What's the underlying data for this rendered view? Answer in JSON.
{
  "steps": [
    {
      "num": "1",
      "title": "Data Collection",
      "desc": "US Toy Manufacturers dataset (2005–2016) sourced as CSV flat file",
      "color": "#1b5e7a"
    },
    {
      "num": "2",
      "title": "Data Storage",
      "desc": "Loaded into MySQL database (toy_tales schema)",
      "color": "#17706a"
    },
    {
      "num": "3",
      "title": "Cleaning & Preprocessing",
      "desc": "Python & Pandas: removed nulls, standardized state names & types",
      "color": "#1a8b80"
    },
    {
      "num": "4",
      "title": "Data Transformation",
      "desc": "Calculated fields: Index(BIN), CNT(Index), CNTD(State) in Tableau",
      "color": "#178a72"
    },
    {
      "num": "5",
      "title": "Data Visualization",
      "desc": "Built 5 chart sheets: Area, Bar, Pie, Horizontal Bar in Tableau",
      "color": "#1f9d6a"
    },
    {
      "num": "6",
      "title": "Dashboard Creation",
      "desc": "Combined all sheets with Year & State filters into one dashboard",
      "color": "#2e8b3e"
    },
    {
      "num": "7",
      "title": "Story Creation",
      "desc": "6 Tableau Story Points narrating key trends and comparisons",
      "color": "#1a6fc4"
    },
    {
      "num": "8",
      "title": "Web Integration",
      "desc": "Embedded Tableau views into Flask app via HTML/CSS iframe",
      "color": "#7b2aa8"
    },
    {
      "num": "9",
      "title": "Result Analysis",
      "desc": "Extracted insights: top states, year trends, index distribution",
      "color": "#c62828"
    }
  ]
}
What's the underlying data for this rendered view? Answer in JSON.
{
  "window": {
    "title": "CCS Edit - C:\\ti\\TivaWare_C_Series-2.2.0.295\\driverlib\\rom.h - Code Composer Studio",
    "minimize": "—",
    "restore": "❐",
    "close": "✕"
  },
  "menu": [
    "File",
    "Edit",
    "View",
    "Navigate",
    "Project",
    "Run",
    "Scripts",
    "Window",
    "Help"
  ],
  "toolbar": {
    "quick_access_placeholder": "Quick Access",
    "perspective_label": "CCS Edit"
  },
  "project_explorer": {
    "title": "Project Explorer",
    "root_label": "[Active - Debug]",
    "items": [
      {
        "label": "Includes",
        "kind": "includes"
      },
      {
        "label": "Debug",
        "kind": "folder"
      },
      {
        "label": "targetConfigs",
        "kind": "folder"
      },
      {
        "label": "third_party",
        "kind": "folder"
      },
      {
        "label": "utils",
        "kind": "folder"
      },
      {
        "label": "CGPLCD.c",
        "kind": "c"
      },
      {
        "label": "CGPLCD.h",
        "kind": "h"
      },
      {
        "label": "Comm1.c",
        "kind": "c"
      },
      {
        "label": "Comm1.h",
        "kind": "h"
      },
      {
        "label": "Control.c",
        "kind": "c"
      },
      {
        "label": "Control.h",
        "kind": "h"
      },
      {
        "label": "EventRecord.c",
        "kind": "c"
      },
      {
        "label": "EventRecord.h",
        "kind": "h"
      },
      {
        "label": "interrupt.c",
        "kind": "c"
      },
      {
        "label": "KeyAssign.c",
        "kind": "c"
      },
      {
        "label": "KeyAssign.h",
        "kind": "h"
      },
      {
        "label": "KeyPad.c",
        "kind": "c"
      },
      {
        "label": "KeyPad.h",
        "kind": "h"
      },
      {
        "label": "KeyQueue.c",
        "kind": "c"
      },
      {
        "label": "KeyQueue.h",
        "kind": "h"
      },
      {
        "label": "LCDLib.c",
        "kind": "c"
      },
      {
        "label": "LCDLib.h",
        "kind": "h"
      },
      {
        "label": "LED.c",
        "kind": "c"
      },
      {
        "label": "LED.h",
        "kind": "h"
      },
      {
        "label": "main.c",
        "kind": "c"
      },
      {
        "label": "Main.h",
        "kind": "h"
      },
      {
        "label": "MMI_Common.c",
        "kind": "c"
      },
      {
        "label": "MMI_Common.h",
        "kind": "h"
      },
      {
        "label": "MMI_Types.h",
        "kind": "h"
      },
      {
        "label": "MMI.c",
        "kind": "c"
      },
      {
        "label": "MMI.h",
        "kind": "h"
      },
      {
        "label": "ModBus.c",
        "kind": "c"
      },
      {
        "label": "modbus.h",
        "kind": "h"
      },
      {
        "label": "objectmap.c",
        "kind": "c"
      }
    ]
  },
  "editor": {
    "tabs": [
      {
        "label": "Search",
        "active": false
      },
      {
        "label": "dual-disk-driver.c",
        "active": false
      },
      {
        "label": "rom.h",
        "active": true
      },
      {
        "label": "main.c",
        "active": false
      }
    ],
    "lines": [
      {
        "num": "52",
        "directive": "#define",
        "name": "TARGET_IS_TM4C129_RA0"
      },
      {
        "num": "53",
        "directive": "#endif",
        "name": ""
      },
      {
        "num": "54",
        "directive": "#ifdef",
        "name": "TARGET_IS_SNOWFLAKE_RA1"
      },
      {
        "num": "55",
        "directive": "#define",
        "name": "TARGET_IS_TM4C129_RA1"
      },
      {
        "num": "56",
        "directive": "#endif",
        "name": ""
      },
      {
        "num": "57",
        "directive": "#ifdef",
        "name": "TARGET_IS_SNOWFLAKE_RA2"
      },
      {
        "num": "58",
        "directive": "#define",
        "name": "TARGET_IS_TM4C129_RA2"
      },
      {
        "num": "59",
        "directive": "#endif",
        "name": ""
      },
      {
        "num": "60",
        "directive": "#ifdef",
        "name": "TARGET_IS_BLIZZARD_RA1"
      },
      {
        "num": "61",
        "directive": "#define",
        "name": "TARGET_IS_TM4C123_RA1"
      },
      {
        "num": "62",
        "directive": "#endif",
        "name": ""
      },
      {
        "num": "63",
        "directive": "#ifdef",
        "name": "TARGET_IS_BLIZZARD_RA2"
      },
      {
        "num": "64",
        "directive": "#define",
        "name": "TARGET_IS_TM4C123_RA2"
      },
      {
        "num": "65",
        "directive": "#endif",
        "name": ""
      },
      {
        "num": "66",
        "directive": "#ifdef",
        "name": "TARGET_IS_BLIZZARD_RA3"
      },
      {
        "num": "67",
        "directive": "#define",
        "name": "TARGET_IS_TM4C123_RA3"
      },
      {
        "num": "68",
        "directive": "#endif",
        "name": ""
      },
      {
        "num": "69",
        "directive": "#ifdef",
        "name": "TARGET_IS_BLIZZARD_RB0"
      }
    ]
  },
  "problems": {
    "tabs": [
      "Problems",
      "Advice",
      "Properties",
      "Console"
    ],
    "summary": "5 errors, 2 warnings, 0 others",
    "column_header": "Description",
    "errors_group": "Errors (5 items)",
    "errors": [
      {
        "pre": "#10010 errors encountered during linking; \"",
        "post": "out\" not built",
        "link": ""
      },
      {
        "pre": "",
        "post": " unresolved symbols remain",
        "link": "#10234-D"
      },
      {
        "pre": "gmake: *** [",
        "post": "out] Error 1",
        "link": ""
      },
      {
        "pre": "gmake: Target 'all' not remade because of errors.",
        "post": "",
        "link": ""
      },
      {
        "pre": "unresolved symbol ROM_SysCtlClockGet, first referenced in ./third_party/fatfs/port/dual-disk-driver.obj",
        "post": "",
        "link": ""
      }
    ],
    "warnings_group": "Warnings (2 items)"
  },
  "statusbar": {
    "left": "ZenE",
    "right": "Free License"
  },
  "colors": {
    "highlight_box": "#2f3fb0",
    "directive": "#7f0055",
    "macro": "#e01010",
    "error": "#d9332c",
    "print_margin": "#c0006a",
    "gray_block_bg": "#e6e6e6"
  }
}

What you are asked to do
Make an exact copy of the data above.

Right answer
What's the underlying data for this rendered view? Answer in JSON.
{
  "steps": [
    {
      "num": "1",
      "title": "Data Collection",
      "desc": "US Toy Manufacturers dataset (2005–2016) sourced as CSV flat file",
      "color": "#1b5e7a"
    },
    {
      "num": "2",
      "title": "Data Storage",
      "desc": "Loaded into MySQL database (toy_tales schema)",
      "color": "#17706a"
    },
    {
      "num": "3",
      "title": "Cleaning & Preprocessing",
      "desc": "Python & Pandas: removed nulls, standardized state names & types",
      "color": "#1a8b80"
    },
    {
      "num": "4",
      "title": "Data Transformation",
      "desc": "Calculated fields: Index(BIN), CNT(Index), CNTD(State) in Tableau",
      "color": "#178a72"
    },
    {
      "num": "5",
      "title": "Data Visualization",
      "desc": "Built 5 chart sheets: Area, Bar, Pie, Horizontal Bar in Tableau",
      "color": "#1f9d6a"
    },
    {
      "num": "6",
      "title": "Dashboard Creation",
      "desc": "Combined all sheets with Year & State filters into one dashboard",
      "color": "#2e8b3e"
    },
    {
      "num": "7",
      "title": "Story Creation",
      "desc": "6 Tableau Story Points narrating key trends and comparisons",
      "color": "#1a6fc4"
    },
    {
      "num": "8",
      "title": "Web Integration",
      "desc": "Embedded Tableau views into Flask app via HTML/CSS iframe",
      "color": "#7b2aa8"
    },
    {
      "num": "9",
      "title": "Result Analysis",
      "desc": "Extracted insights: top states, year trends, index distribution",
      "color": "#c62828"
    }
  ]
}
What's the underlying data for this rendered view? Answer in JSON.
{
  "window": {
    "title": "CCS Edit - C:\\ti\\TivaWare_C_Series-2.2.0.295\\driverlib\\rom.h - Code Composer Studio",
    "minimize": "—",
    "restore": "❐",
    "close": "✕"
  },
  "menu": [
    "File",
    "Edit",
    "View",
    "Navigate",
    "Project",
    "Run",
    "Scripts",
    "Window",
    "Help"
  ],
  "toolbar": {
    "quick_access_placeholder": "Quick Access",
    "perspective_label": "CCS Edit"
  },
  "project_explorer": {
    "title": "Project Explorer",
    "root_label": "[Active - Debug]",
    "items": [
      {
        "label": "Includes",
        "kind": "includes"
      },
      {
        "label": "Debug",
        "kind": "folder"
      },
      {
        "label": "targetConfigs",
        "kind": "folder"
      },
      {
        "label": "third_party",
        "kind": "folder"
      },
      {
        "label": "utils",
        "kind": "folder"
      },
      {
        "label": "CGPLCD.c",
        "kind": "c"
      },
      {
        "label": "CGPLCD.h",
        "kind": "h"
      },
      {
        "label": "Comm1.c",
        "kind": "c"
      },
      {
        "label": "Comm1.h",
        "kind": "h"
      },
      {
        "label": "Control.c",
        "kind": "c"
      },
      {
        "label": "Control.h",
        "kind": "h"
      },
      {
        "label": "EventRecord.c",
        "kind": "c"
      },
      {
        "label": "EventRecord.h",
        "kind": "h"
      },
      {
        "label": "interrupt.c",
        "kind": "c"
      },
      {
        "label": "KeyAssign.c",
        "kind": "c"
      },
      {
        "label": "KeyAssign.h",
        "kind": "h"
      },
      {
        "label": "KeyPad.c",
        "kind": "c"
      },
      {
        "label": "KeyPad.h",
        "kind": "h"
      },
      {
        "label": "KeyQueue.c",
        "kind": "c"
      },
      {
        "label": "KeyQueue.h",
        "kind": "h"
      },
      {
        "label": "LCDLib.c",
        "kind": "c"
      },
      {
        "label": "LCDLib.h",
        "kind": "h"
      },
      {
        "label": "LED.c",
        "kind": "c"
      },
      {
        "label": "LED.h",
        "kind": "h"
      },
      {
        "label": "main.c",
        "kind": "c"
      },
      {
        "label": "Main.h",
        "kind": "h"
      },
      {
        "label": "MMI_Common.c",
        "kind": "c"
      },
      {
        "label": "MMI_Common.h",
        "kind": "h"
      },
      {
        "label": "MMI_Types.h",
        "kind": "h"
      },
      {
        "label": "MMI.c",
        "kind": "c"
      },
      {
        "label": "MMI.h",
        "kind": "h"
      },
      {
        "label": "ModBus.c",
        "kind": "c"
      },
      {
        "label": "modbus.h",
        "kind": "h"
      },
      {
        "label": "objectmap.c",
        "kind": "c"
      }
    ]
  },
  "editor": {
    "tabs": [
      {
        "label": "Search",
        "active": false
      },
      {
        "label": "dual-disk-driver.c",
        "active": false
      },
      {
        "label": "rom.h",
        "active": true
      },
      {
        "label": "main.c",
        "active": false
      }
    ],
    "lines": [
      {
        "num": "52",
        "directive": "#define",
        "name": "TARGET_IS_TM4C129_RA0"
      },
      {
        "num": "53",
        "directive": "#endif",
        "name": ""
      },
      {
        "num": "54",
        "directive": "#ifdef",
        "name": "TARGET_IS_SNOWFLAKE_RA1"
      },
      {
        "num": "55",
        "directive": "#define",
        "name": "TARGET_IS_TM4C129_RA1"
      },
      {
        "num": "56",
        "directive": "#endif",
        "name": ""
      },
      {
        "num": "57",
        "directive": "#ifdef",
        "name": "TARGET_IS_SNOWFLAKE_RA2"
      },
      {
        "num": "58",
        "directive": "#define",
        "name": "TARGET_IS_TM4C129_RA2"
      },
      {
        "num": "59",
        "directive": "#endif",
        "name": ""
      },
      {
        "num": "60",
        "directive": "#ifdef",
        "name": "TARGET_IS_BLIZZARD_RA1"
      },
      {
        "num": "61",
        "directive": "#define",
        "name": "TARGET_IS_TM4C123_RA1"
      },
      {
        "num": "62",
        "directive": "#endif",
        "name": ""
      },
      {
        "num": "63",
        "directive": "#ifdef",
        "name": "TARGET_IS_BLIZZARD_RA2"
      },
      {
        "num": "64",
        "directive": "#define",
        "name": "TARGET_IS_TM4C123_RA2"
      },
      {
        "num": "65",
        "directive": "#endif",
        "name": ""
      },
      {
        "num": "66",
        "directive": "#ifdef",
        "name": "TARGET_IS_BLIZZARD_RA3"
      },
      {
        "num": "67",
        "directive": "#define",
        "name": "TARGET_IS_TM4C123_RA3"
      },
      {
        "num": "68",
        "directive": "#endif",
        "name": ""
      },
      {
        "num": "69",
        "directive": "#ifdef",
        "name": "TARGET_IS_BLIZZARD_RB0"
      }
    ]
  },
  "problems": {
    "tabs": [
      "Problems",
      "Advice",
      "Properties",
      "Console"
    ],
    "summary": "5 errors, 2 warnings, 0 others",
    "column_header": "Description",
    "errors_group": "Errors (5 items)",
    "errors": [
      {
        "pre": "#10010 errors encountered during linking; \"",
        "post": "out\" not built",
        "link": ""
      },
      {
        "pre": "",
        "post": " unresolved symbols remain",
        "link": "#10234-D"
      },
      {
        "pre": "gmake: *** [",
        "post": "out] Error 1",
        "link": ""
      },
      {
        "pre": "gmake: Target 'all' not remade because of errors.",
        "post": "",
        "link": ""
      },
      {
        "pre": "unresolved symbol ROM_SysCtlClockGet, first referenced in ./third_party/fatfs/port/dual-disk-driver.obj",
        "post": "",
        "link": ""
      }
    ],
    "warnings_group": "Warnings (2 items)"
  },
  "statusbar": {
    "left": "ZenE",
    "right": "Free License"
  },
  "colors": {
    "highlight_box": "#2f3fb0",
    "directive": "#7f0055",
    "macro": "#e01010",
    "error": "#d9332c",
    "print_margin": "#c0006a",
    "gray_block_bg": "#e6e6e6"
  }
}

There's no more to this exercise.